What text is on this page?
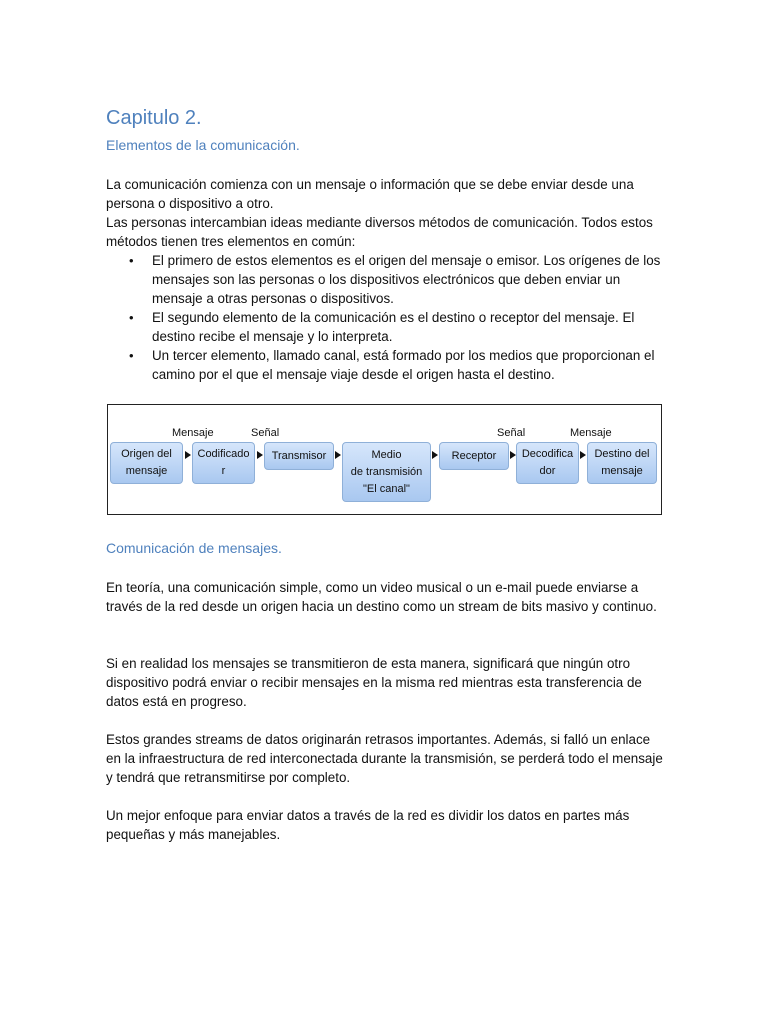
Capitulo 2.
Elementos de la comunicación.

La comunicación comienza con un mensaje o información que se debe enviar desde una persona o dispositivo a otro.

Las personas intercambian ideas mediante diversos métodos de comunicación. Todos estos métodos tienen tres elementos en común:

• El primero de estos elementos es el origen del mensaje o emisor. Los orígenes de los mensajes son las personas o los dispositivos electrónicos que deben enviar un mensaje a otras personas o dispositivos.
• El segundo elemento de la comunicación es el destino o receptor del mensaje. El destino recibe el mensaje y lo interpreta.
• Un tercer elemento, llamado canal, está formado por los medios que proporcionan el camino por el que el mensaje viaje desde el origen hasta el destino.
Mensaje	Señal	Señal	Mensaje
Origen del
mensaje
Codificado
r
Transmisor	Medio
de transmisión
"El canal"
Receptor	Decodifica
dor
Destino del
mensaje
Comunicación de mensajes.

En teoría, una comunicación simple, como un video musical o un e-mail puede enviarse a través de la red desde un origen hacia un destino como un stream de bits masivo y continuo.

Si en realidad los mensajes se transmitieron de esta manera, significará que ningún otro dispositivo podrá enviar o recibir mensajes en la misma red mientras esta transferencia de datos está en progreso.

Estos grandes streams de datos originarán retrasos importantes. Además, si falló un enlace en la infraestructura de red interconectada durante la transmisión, se perderá todo el mensaje y tendrá que retransmitirse por completo.

Un mejor enfoque para enviar datos a través de la red es dividir los datos en partes más pequeñas y más manejables.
——————
Task to complete: Each line that holds the string "canal" is to be copied from the entries above.

Solution:
• Un tercer elemento, llamado canal, está formado por los medios que proporcionan el camino por el que el mensaje viaje desde el origen hasta el destino.
"El canal"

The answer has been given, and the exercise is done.